> _DIRECTIVE_
Look for the word "protege" in the entries below, then copy every line that has it.
________________________________________
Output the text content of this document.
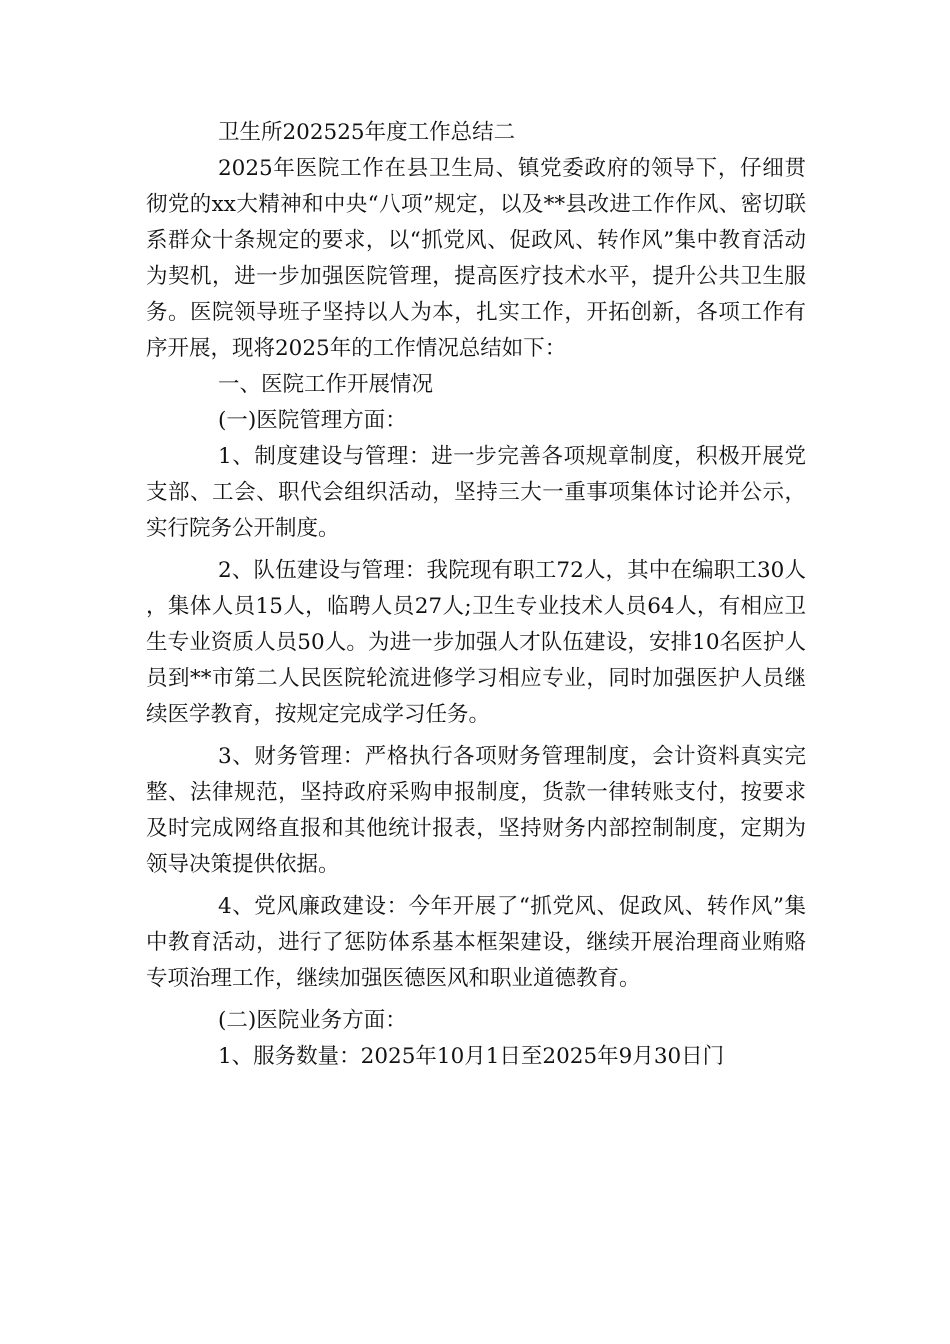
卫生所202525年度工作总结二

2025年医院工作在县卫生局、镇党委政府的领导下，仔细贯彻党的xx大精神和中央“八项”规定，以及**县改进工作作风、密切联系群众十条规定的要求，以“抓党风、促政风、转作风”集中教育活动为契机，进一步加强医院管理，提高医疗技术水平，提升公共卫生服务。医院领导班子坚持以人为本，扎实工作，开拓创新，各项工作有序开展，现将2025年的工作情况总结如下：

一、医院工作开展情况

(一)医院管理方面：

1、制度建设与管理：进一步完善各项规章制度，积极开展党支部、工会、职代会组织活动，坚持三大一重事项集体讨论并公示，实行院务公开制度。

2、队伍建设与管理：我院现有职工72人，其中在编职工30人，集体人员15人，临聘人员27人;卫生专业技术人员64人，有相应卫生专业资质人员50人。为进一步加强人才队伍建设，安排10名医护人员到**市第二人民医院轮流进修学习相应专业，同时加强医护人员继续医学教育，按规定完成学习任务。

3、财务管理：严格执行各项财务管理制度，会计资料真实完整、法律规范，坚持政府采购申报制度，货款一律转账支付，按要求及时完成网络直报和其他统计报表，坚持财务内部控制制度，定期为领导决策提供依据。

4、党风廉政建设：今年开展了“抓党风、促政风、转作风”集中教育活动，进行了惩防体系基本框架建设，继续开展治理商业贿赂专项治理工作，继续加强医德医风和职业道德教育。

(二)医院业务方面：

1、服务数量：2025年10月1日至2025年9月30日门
________________________________________
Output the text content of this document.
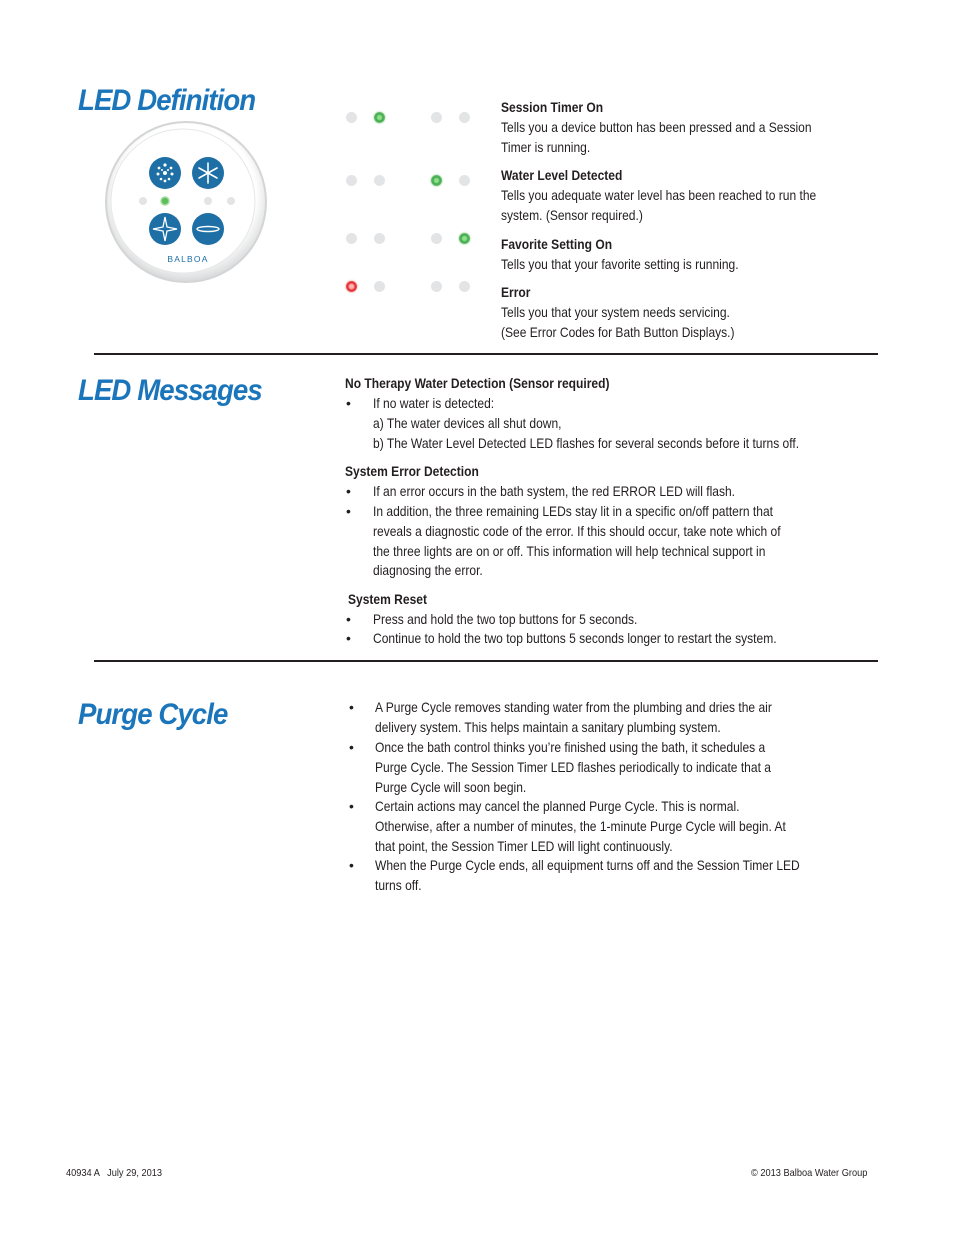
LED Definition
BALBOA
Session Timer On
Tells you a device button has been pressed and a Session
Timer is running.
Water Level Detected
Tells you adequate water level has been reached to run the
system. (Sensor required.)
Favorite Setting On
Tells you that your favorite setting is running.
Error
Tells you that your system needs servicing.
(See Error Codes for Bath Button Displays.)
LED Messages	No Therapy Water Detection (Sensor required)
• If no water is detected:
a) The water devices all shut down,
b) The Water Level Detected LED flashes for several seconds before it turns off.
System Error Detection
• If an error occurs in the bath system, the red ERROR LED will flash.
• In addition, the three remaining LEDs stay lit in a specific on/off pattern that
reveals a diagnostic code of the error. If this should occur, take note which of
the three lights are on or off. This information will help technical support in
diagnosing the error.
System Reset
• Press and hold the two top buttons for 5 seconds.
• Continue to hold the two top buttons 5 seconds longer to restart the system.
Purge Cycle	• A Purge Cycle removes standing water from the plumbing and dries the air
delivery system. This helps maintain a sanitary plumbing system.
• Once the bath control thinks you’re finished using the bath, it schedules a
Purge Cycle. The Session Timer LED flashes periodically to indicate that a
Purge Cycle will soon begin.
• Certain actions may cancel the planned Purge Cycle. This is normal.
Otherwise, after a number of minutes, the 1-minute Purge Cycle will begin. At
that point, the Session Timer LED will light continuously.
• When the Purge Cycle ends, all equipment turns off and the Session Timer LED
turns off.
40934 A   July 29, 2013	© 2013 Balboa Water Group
________________________________________
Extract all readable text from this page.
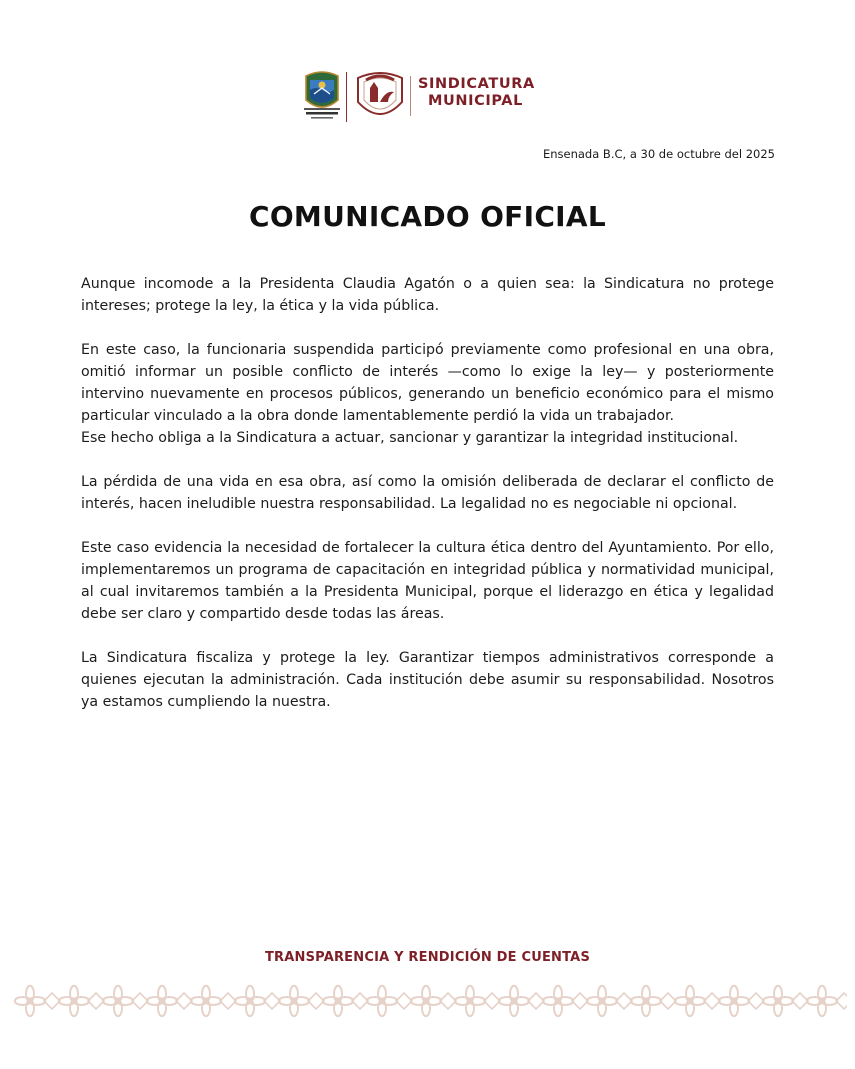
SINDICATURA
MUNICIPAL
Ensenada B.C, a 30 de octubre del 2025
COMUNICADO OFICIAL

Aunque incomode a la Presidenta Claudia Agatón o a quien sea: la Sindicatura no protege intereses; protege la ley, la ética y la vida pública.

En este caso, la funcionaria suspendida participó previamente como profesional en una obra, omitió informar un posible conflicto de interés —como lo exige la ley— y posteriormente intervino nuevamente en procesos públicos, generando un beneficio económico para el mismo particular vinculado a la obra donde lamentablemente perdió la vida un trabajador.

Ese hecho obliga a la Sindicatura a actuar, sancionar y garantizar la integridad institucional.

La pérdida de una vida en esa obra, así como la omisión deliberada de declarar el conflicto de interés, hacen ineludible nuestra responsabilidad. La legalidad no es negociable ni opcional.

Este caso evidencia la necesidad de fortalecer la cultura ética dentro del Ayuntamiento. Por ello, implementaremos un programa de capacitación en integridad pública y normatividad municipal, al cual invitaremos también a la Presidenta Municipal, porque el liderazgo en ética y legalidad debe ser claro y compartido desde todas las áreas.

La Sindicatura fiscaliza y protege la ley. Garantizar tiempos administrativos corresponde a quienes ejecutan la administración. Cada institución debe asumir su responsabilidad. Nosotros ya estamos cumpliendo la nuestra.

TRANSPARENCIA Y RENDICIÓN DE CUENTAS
________________________________________
> _EXERCISE RESPONSE_
Aunque incomode a la Presidenta Claudia Agatón o a quien sea: la Sindicatura no protege intereses; protege la ley, la ética y la vida pública.
La Sindicatura fiscaliza y protege la ley. Garantizar tiempos administrativos corresponde a quienes ejecutan la administración. Cada institución debe asumir su responsabilidad. Nosotros ya estamos cumpliendo la nuestra.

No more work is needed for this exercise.